Aim: Search the material below for the word "属地县区人力资源社会保障部门签署意见并推荐". Copy every line that has it.

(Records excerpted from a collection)
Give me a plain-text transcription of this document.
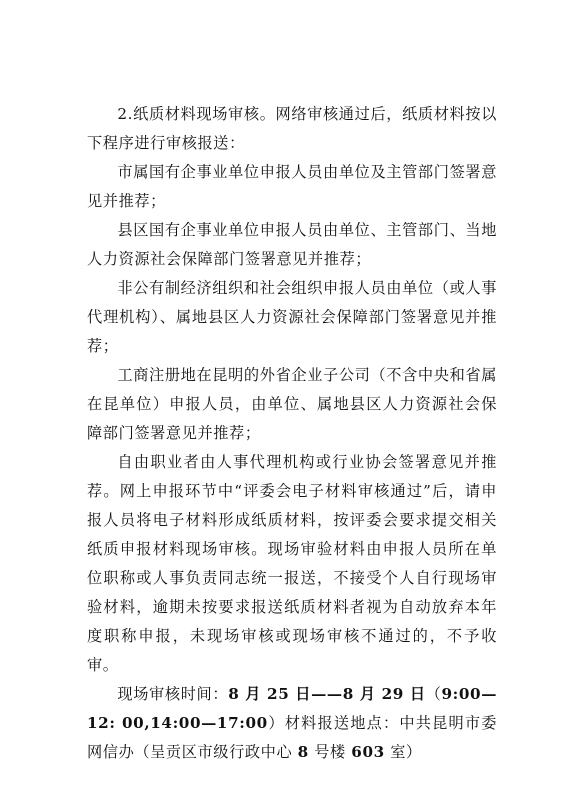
2.纸质材料现场审核。网络审核通过后，纸质材料按以下程序进行审核报送：

市属国有企事业单位申报人员由单位及主管部门签署意见并推荐；

县区国有企事业单位申报人员由单位、主管部门、当地人力资源社会保障部门签署意见并推荐；

非公有制经济组织和社会组织申报人员由单位（或人事代理机构）、属地县区人力资源社会保障部门签署意见并推荐；

工商注册地在昆明的外省企业子公司（不含中央和省属在昆单位）申报人员，由单位、属地县区人力资源社会保障部门签署意见并推荐；

自由职业者由人事代理机构或行业协会签署意见并推荐。网上申报环节中“评委会电子材料审核通过”后，请申报人员将电子材料形成纸质材料，按评委会要求提交相关纸质申报材料现场审核。现场审验材料由申报人员所在单位职称或人事负责同志统一报送，不接受个人自行现场审验材料，逾期未按要求报送纸质材料者视为自动放弃本年度职称申报，未现场审核或现场审核不通过的，不予收审。

现场审核时间：8 月 25 日——8 月 29 日（9:00—12: 00,14:00—17:00）材料报送地点：中共昆明市委网信办（呈贡区市级行政中心 8 号楼 603 室）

Solution:
非公有制经济组织和社会组织申报人员由单位（或人事代理机构）、属地县区人力资源社会保障部门签署意见并推荐；
工商注册地在昆明的外省企业子公司（不含中央和省属在昆单位）申报人员，由单位、属地县区人力资源社会保障部门签署意见并推荐；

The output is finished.